/---

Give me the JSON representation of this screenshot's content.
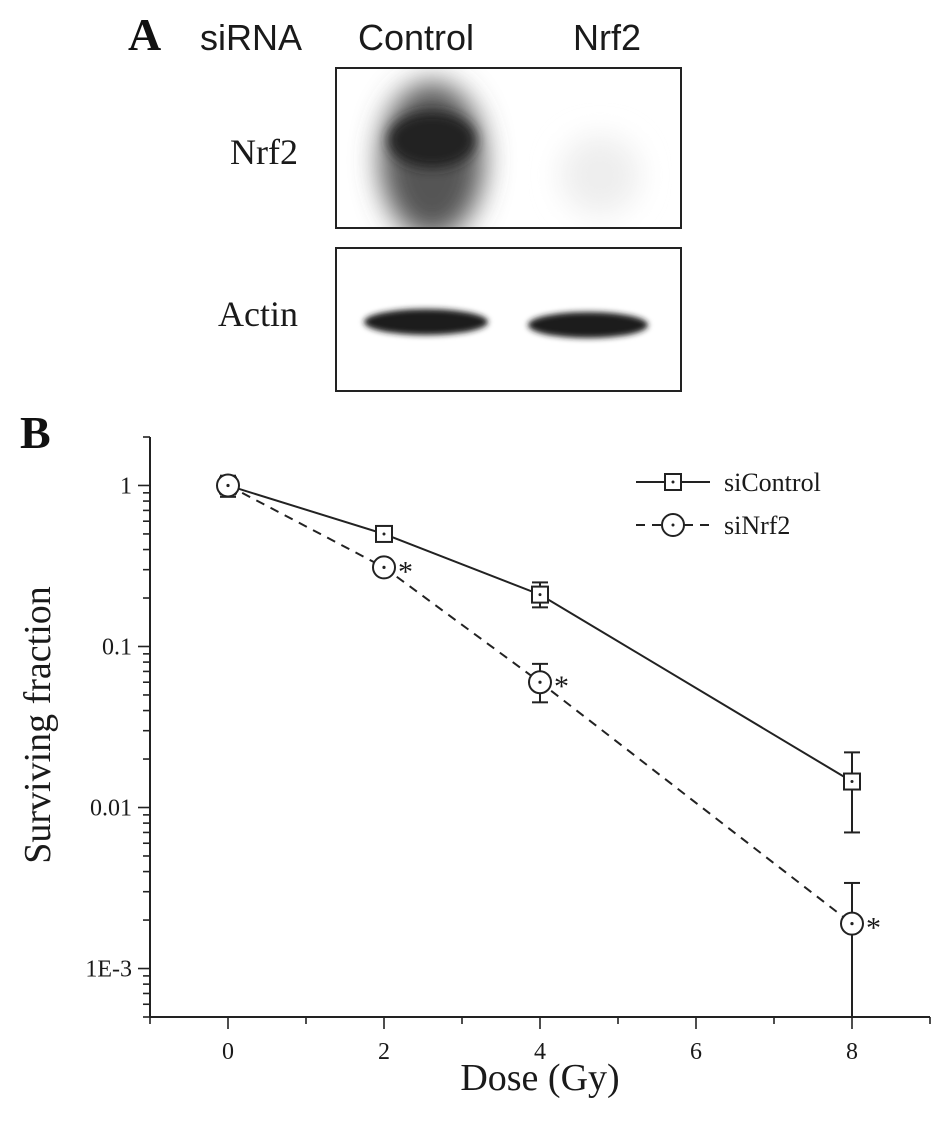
{
  "panel_a": {
    "letter": "A",
    "header": {
      "siRNA": "siRNA",
      "lane1": "Control",
      "lane2": "Nrf2"
    },
    "rows": [
      {
        "label": "Nrf2"
      },
      {
        "label": "Actin"
      }
    ]
  },
  "panel_b": {
    "letter": "B"
  },
  "chart_data": {
    "type": "line",
    "xlabel": "Dose (Gy)",
    "ylabel": "Surviving fraction",
    "x_ticks": [
      0,
      2,
      4,
      6,
      8
    ],
    "xlim": [
      -1,
      9
    ],
    "ylim": [
      0.0005,
      2
    ],
    "yscale": "log",
    "y_ticks": [
      1,
      0.1,
      0.01,
      0.001
    ],
    "y_tick_labels": [
      "1",
      "0.1",
      "0.01",
      "1E-3"
    ],
    "grid": false,
    "legend_position": "top-right",
    "significance_marker": "*",
    "series": [
      {
        "name": "siControl",
        "line_style": "solid",
        "marker": "square",
        "x": [
          0,
          2,
          4,
          8
        ],
        "y": [
          1.0,
          0.5,
          0.21,
          0.0145
        ],
        "err_low": [
          0.85,
          0.45,
          0.175,
          0.007
        ],
        "err_high": [
          1.15,
          0.56,
          0.25,
          0.022
        ],
        "significant": [
          false,
          false,
          false,
          false
        ]
      },
      {
        "name": "siNrf2",
        "line_style": "dashed",
        "marker": "circle",
        "x": [
          0,
          2,
          4,
          8
        ],
        "y": [
          1.0,
          0.31,
          0.06,
          0.0019
        ],
        "err_low": [
          0.88,
          0.29,
          0.045,
          0.0005
        ],
        "err_high": [
          1.1,
          0.33,
          0.078,
          0.0034
        ],
        "significant": [
          false,
          true,
          true,
          true
        ]
      }
    ]
  }
}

\---

Copy every line of the data word for word, omitting the images.

* _Answer below_
Give me the JSON representation of this screenshot's content.
{
  "panel_a": {
    "letter": "A",
    "header": {
      "siRNA": "siRNA",
      "lane1": "Control",
      "lane2": "Nrf2"
    },
    "rows": [
      {
        "label": "Nrf2"
      },
      {
        "label": "Actin"
      }
    ]
  },
  "panel_b": {
    "letter": "B"
  },
  "chart_data": {
    "type": "line",
    "xlabel": "Dose (Gy)",
    "ylabel": "Surviving fraction",
    "x_ticks": [
      0,
      2,
      4,
      6,
      8
    ],
    "xlim": [
      -1,
      9
    ],
    "ylim": [
      0.0005,
      2
    ],
    "yscale": "log",
    "y_ticks": [
      1,
      0.1,
      0.01,
      0.001
    ],
    "y_tick_labels": [
      "1",
      "0.1",
      "0.01",
      "1E-3"
    ],
    "grid": false,
    "legend_position": "top-right",
    "significance_marker": "*",
    "series": [
      {
        "name": "siControl",
        "line_style": "solid",
        "marker": "square",
        "x": [
          0,
          2,
          4,
          8
        ],
        "y": [
          1.0,
          0.5,
          0.21,
          0.0145
        ],
        "err_low": [
          0.85,
          0.45,
          0.175,
          0.007
        ],
        "err_high": [
          1.15,
          0.56,
          0.25,
          0.022
        ],
        "significant": [
          false,
          false,
          false,
          false
        ]
      },
      {
        "name": "siNrf2",
        "line_style": "dashed",
        "marker": "circle",
        "x": [
          0,
          2,
          4,
          8
        ],
        "y": [
          1.0,
          0.31,
          0.06,
          0.0019
        ],
        "err_low": [
          0.88,
          0.29,
          0.045,
          0.0005
        ],
        "err_high": [
          1.1,
          0.33,
          0.078,
          0.0034
        ],
        "significant": [
          false,
          true,
          true,
          true
        ]
      }
    ]
  }
}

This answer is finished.